Return all lines where the word "Spectrum" can be found.

....................

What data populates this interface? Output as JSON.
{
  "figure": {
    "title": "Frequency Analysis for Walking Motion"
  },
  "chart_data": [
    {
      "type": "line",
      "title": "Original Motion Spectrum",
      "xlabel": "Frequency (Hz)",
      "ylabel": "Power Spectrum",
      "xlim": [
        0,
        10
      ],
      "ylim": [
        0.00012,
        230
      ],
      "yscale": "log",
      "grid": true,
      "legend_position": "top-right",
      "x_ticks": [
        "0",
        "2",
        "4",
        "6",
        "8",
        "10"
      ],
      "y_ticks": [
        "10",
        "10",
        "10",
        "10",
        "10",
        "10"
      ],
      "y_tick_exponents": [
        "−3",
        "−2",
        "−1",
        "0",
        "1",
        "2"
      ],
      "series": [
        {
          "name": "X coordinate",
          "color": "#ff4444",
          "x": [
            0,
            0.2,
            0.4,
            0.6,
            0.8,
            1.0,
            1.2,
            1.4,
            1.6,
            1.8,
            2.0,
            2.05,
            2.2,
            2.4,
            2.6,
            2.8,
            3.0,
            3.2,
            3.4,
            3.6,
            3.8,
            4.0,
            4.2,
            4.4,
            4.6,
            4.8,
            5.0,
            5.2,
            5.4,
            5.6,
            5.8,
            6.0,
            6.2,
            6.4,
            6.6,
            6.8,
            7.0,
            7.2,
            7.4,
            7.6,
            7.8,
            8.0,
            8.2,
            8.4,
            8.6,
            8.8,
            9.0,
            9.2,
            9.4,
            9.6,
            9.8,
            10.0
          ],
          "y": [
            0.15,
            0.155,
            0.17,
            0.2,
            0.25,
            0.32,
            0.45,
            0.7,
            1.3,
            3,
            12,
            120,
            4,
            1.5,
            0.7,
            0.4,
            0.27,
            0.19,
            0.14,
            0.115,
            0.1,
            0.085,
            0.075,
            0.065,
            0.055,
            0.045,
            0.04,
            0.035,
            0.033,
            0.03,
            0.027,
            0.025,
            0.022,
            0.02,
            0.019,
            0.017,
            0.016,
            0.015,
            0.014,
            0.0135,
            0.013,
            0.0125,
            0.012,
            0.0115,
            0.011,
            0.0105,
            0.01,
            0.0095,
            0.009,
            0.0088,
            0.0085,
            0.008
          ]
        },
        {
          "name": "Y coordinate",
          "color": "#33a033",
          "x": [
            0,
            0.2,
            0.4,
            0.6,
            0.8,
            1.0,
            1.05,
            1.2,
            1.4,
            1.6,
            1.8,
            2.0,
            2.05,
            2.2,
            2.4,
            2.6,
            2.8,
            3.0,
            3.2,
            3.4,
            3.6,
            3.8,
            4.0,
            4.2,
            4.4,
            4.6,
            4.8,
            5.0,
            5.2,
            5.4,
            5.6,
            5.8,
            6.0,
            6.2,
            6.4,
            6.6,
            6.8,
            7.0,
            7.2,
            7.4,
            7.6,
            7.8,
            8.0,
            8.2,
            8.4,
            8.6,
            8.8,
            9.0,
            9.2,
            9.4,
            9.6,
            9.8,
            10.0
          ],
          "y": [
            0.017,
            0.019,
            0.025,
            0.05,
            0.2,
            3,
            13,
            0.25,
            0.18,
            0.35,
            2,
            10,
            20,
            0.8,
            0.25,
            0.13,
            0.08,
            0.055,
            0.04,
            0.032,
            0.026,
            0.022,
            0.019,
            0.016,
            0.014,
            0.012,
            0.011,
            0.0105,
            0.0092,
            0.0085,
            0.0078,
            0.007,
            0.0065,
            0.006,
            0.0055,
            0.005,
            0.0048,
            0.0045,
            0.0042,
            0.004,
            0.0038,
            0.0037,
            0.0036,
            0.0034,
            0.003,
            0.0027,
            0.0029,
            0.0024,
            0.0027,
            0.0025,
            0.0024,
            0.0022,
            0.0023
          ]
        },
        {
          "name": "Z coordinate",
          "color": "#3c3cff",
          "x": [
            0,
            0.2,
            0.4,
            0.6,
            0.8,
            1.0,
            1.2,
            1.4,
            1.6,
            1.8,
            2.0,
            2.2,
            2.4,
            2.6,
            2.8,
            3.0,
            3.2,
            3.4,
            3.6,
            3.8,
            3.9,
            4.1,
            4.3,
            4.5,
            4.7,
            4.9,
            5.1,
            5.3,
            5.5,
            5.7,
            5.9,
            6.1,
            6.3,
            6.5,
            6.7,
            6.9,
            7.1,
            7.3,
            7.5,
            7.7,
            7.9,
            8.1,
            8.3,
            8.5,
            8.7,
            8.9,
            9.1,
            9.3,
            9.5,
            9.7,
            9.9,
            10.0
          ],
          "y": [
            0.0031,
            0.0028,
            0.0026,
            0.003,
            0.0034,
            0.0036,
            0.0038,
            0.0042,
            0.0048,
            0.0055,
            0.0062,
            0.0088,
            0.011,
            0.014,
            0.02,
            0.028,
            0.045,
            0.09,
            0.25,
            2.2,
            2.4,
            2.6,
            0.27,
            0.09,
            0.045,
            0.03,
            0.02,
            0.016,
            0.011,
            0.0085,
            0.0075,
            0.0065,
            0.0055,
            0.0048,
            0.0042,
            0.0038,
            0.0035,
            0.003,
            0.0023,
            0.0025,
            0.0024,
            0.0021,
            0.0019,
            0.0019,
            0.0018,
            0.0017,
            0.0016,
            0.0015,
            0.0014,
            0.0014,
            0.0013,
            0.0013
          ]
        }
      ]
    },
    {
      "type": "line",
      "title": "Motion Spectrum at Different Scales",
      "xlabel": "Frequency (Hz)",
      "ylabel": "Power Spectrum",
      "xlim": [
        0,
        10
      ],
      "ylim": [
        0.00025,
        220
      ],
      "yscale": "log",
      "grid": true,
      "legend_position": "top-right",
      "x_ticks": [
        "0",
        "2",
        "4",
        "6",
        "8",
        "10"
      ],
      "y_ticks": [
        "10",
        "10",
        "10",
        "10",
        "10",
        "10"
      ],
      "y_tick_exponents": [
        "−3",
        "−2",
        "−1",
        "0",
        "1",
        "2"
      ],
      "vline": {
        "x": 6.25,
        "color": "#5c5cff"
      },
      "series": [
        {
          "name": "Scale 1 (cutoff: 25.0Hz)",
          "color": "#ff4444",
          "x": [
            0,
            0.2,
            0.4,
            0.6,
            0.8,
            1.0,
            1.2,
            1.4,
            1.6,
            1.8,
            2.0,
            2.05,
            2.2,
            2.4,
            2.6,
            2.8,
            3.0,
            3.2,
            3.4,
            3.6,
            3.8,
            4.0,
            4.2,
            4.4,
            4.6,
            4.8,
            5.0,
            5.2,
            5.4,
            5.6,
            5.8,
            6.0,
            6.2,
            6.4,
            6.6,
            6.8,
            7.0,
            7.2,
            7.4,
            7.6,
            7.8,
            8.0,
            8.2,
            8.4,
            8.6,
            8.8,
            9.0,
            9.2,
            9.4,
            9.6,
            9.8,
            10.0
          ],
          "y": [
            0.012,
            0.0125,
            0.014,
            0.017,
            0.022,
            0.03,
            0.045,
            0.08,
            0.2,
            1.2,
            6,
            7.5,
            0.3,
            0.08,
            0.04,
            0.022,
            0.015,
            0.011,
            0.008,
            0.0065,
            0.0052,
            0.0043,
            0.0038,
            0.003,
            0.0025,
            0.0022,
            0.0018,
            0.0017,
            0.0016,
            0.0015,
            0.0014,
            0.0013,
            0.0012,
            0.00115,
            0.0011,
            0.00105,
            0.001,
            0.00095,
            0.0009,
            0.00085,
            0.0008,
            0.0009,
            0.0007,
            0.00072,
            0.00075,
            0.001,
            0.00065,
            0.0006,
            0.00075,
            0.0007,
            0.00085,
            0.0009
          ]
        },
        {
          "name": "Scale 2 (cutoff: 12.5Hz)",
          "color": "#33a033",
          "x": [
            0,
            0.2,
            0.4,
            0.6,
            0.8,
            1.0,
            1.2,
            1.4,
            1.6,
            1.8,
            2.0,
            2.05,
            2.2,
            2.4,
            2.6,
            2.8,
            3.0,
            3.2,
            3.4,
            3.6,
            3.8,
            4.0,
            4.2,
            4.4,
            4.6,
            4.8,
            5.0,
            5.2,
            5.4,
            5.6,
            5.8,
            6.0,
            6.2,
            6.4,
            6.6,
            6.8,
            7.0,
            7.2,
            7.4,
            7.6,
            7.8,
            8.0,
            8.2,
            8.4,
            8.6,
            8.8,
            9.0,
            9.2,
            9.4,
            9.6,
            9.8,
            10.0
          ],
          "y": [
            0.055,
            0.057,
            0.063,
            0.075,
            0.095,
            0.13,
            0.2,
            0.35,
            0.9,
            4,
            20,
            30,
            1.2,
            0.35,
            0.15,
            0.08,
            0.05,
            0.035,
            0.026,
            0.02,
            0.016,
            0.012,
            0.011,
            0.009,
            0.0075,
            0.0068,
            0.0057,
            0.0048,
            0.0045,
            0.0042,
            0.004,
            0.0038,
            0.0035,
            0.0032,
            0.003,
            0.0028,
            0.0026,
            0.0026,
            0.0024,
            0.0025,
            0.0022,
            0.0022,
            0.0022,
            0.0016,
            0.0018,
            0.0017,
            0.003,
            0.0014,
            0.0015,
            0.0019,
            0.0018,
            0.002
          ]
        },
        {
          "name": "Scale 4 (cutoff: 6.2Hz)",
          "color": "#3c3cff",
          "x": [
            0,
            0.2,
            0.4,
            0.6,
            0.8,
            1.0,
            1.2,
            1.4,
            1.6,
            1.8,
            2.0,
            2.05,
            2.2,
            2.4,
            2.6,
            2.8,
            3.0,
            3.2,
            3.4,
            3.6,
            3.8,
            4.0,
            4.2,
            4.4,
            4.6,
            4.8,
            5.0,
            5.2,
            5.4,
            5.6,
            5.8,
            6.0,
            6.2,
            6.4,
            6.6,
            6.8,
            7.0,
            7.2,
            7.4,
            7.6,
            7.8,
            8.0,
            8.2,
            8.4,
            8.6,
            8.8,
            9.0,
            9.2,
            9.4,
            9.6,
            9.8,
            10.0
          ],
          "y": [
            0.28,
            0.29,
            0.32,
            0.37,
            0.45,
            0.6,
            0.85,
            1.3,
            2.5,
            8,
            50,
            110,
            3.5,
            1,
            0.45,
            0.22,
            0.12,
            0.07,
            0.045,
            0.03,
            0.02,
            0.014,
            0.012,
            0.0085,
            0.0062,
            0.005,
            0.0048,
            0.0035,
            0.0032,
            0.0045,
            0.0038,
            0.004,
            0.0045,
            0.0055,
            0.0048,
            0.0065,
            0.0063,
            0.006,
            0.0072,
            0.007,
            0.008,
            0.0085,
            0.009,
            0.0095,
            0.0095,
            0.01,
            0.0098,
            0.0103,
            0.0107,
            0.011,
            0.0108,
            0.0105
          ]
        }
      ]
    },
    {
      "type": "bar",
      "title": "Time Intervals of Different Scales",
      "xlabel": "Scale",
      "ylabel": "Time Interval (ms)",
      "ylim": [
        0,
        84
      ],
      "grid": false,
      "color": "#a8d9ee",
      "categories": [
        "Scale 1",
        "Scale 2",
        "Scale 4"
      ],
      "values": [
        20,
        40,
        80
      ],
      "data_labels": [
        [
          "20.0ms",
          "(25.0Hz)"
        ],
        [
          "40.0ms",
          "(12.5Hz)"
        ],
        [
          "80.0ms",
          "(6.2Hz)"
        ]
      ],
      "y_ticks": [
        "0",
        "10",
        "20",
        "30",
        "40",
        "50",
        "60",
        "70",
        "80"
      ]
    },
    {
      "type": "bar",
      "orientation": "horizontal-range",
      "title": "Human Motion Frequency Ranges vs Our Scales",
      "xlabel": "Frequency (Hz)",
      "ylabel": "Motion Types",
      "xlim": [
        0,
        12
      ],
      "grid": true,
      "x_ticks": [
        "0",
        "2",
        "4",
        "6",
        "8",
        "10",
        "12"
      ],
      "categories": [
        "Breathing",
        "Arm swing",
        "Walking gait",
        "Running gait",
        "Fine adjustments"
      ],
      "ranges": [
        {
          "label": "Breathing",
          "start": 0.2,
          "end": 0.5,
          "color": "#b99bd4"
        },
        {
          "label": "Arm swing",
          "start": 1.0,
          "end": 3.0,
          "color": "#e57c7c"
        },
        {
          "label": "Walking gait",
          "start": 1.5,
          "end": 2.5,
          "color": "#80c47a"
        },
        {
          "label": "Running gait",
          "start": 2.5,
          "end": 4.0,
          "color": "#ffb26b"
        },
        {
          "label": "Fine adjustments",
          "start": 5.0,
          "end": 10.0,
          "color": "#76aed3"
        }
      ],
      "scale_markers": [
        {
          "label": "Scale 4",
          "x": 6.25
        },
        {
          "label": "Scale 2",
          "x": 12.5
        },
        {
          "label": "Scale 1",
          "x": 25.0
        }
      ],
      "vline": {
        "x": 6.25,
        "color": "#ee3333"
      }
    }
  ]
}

....................

Output of the exercise
      "title": "Original Motion Spectrum",
      "ylabel": "Power Spectrum",
      "title": "Motion Spectrum at Different Scales",
      "ylabel": "Power Spectrum",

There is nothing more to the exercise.